- REQUIRED TASK: Repeat every record below exactly as it appears.

----- ROWS -----

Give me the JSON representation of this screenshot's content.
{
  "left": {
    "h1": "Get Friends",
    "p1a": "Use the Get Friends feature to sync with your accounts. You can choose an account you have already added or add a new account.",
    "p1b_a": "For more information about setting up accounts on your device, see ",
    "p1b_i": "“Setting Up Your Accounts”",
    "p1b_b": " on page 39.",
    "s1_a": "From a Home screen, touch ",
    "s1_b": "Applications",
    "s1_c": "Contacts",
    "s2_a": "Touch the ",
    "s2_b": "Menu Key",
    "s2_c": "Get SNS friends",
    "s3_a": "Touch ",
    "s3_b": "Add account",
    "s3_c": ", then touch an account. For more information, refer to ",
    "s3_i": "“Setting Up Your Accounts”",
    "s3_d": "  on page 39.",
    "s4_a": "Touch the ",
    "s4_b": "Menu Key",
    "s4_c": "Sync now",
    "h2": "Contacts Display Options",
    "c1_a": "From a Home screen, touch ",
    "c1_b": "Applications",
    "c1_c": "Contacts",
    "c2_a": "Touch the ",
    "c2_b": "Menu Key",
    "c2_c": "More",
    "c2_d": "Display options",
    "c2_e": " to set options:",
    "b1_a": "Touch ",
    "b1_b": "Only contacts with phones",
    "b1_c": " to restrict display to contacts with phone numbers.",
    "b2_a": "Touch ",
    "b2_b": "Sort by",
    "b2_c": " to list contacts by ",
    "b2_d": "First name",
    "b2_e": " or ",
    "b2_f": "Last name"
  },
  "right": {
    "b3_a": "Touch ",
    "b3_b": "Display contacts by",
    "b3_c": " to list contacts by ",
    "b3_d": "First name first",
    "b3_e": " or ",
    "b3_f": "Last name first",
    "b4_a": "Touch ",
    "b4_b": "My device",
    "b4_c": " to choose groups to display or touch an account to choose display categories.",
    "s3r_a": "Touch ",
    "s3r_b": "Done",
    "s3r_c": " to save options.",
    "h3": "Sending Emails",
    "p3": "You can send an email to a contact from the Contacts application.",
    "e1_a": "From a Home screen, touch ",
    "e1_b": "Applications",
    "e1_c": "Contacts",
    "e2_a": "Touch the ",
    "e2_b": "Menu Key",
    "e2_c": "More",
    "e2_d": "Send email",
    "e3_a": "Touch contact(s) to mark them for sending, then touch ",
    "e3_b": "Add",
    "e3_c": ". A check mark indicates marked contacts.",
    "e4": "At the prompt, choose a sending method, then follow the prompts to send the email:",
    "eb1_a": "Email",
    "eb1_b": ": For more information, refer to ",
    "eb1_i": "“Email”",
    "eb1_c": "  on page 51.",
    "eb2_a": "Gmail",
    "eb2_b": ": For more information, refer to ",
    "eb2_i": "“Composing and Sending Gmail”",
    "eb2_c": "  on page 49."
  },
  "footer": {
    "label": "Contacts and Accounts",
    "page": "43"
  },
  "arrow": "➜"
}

-----

- THE RESULT:
Give me the JSON representation of this screenshot's content.
{
  "left": {
    "h1": "Get Friends",
    "p1a": "Use the Get Friends feature to sync with your accounts. You can choose an account you have already added or add a new account.",
    "p1b_a": "For more information about setting up accounts on your device, see ",
    "p1b_i": "“Setting Up Your Accounts”",
    "p1b_b": " on page 39.",
    "s1_a": "From a Home screen, touch ",
    "s1_b": "Applications",
    "s1_c": "Contacts",
    "s2_a": "Touch the ",
    "s2_b": "Menu Key",
    "s2_c": "Get SNS friends",
    "s3_a": "Touch ",
    "s3_b": "Add account",
    "s3_c": ", then touch an account. For more information, refer to ",
    "s3_i": "“Setting Up Your Accounts”",
    "s3_d": "  on page 39.",
    "s4_a": "Touch the ",
    "s4_b": "Menu Key",
    "s4_c": "Sync now",
    "h2": "Contacts Display Options",
    "c1_a": "From a Home screen, touch ",
    "c1_b": "Applications",
    "c1_c": "Contacts",
    "c2_a": "Touch the ",
    "c2_b": "Menu Key",
    "c2_c": "More",
    "c2_d": "Display options",
    "c2_e": " to set options:",
    "b1_a": "Touch ",
    "b1_b": "Only contacts with phones",
    "b1_c": " to restrict display to contacts with phone numbers.",
    "b2_a": "Touch ",
    "b2_b": "Sort by",
    "b2_c": " to list contacts by ",
    "b2_d": "First name",
    "b2_e": " or ",
    "b2_f": "Last name"
  },
  "right": {
    "b3_a": "Touch ",
    "b3_b": "Display contacts by",
    "b3_c": " to list contacts by ",
    "b3_d": "First name first",
    "b3_e": " or ",
    "b3_f": "Last name first",
    "b4_a": "Touch ",
    "b4_b": "My device",
    "b4_c": " to choose groups to display or touch an account to choose display categories.",
    "s3r_a": "Touch ",
    "s3r_b": "Done",
    "s3r_c": " to save options.",
    "h3": "Sending Emails",
    "p3": "You can send an email to a contact from the Contacts application.",
    "e1_a": "From a Home screen, touch ",
    "e1_b": "Applications",
    "e1_c": "Contacts",
    "e2_a": "Touch the ",
    "e2_b": "Menu Key",
    "e2_c": "More",
    "e2_d": "Send email",
    "e3_a": "Touch contact(s) to mark them for sending, then touch ",
    "e3_b": "Add",
    "e3_c": ". A check mark indicates marked contacts.",
    "e4": "At the prompt, choose a sending method, then follow the prompts to send the email:",
    "eb1_a": "Email",
    "eb1_b": ": For more information, refer to ",
    "eb1_i": "“Email”",
    "eb1_c": "  on page 51.",
    "eb2_a": "Gmail",
    "eb2_b": ": For more information, refer to ",
    "eb2_i": "“Composing and Sending Gmail”",
    "eb2_c": "  on page 49."
  },
  "footer": {
    "label": "Contacts and Accounts",
    "page": "43"
  },
  "arrow": "➜"
}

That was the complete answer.